(Entries taken from a collection)
------------------------------------

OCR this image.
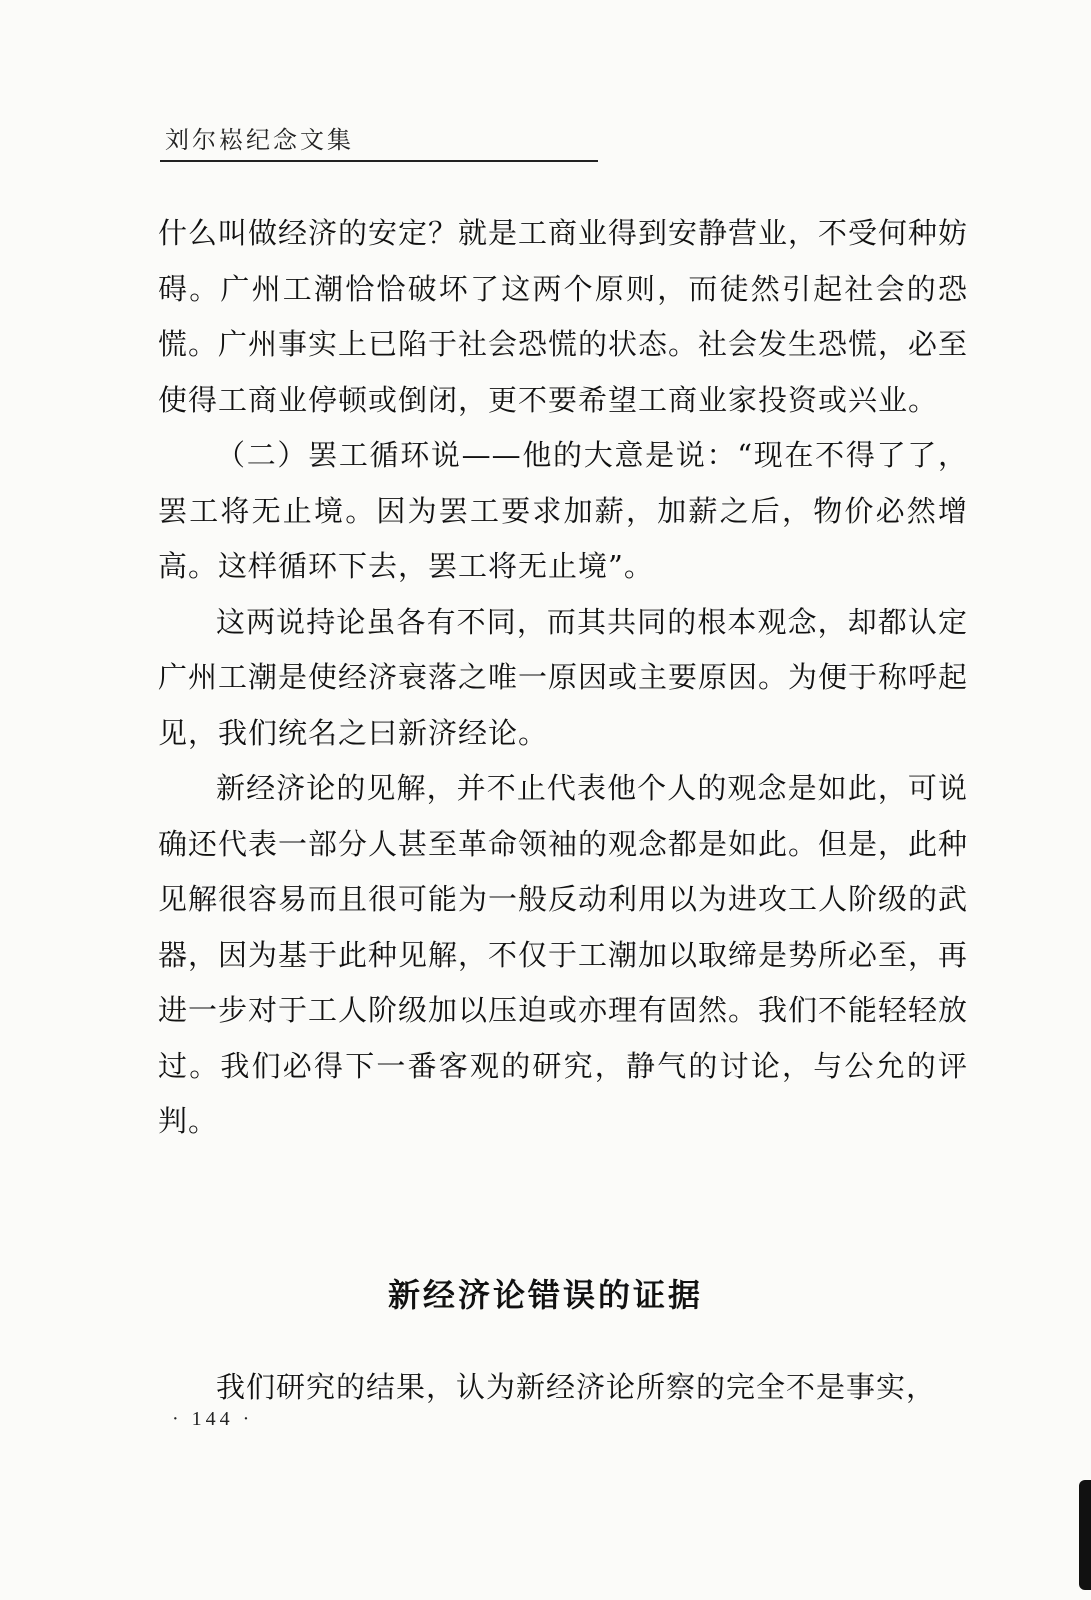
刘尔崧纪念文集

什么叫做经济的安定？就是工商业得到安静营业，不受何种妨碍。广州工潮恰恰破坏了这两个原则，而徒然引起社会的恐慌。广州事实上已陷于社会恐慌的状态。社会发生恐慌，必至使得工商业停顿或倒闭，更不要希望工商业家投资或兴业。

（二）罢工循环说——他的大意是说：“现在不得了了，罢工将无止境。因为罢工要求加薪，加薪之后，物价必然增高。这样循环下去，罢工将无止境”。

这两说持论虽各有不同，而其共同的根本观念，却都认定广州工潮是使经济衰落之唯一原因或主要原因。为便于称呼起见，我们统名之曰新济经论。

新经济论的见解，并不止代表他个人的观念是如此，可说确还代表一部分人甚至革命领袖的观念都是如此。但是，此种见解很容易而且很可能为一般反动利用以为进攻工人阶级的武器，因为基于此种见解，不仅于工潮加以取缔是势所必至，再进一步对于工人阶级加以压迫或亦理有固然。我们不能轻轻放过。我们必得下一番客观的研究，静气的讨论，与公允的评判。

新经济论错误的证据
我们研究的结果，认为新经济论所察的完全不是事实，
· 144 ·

------------------------------------

Prompt >> Reproduce the whole listing exactly, but not the images in it.

Reply to the exercise >>
OCR this image.
刘尔崧纪念文集

什么叫做经济的安定？就是工商业得到安静营业，不受何种妨碍。广州工潮恰恰破坏了这两个原则，而徒然引起社会的恐慌。广州事实上已陷于社会恐慌的状态。社会发生恐慌，必至使得工商业停顿或倒闭，更不要希望工商业家投资或兴业。

（二）罢工循环说——他的大意是说：“现在不得了了，罢工将无止境。因为罢工要求加薪，加薪之后，物价必然增高。这样循环下去，罢工将无止境”。

这两说持论虽各有不同，而其共同的根本观念，却都认定广州工潮是使经济衰落之唯一原因或主要原因。为便于称呼起见，我们统名之曰新济经论。

新经济论的见解，并不止代表他个人的观念是如此，可说确还代表一部分人甚至革命领袖的观念都是如此。但是，此种见解很容易而且很可能为一般反动利用以为进攻工人阶级的武器，因为基于此种见解，不仅于工潮加以取缔是势所必至，再进一步对于工人阶级加以压迫或亦理有固然。我们不能轻轻放过。我们必得下一番客观的研究，静气的讨论，与公允的评判。

新经济论错误的证据
我们研究的结果，认为新经济论所察的完全不是事实，
· 144 ·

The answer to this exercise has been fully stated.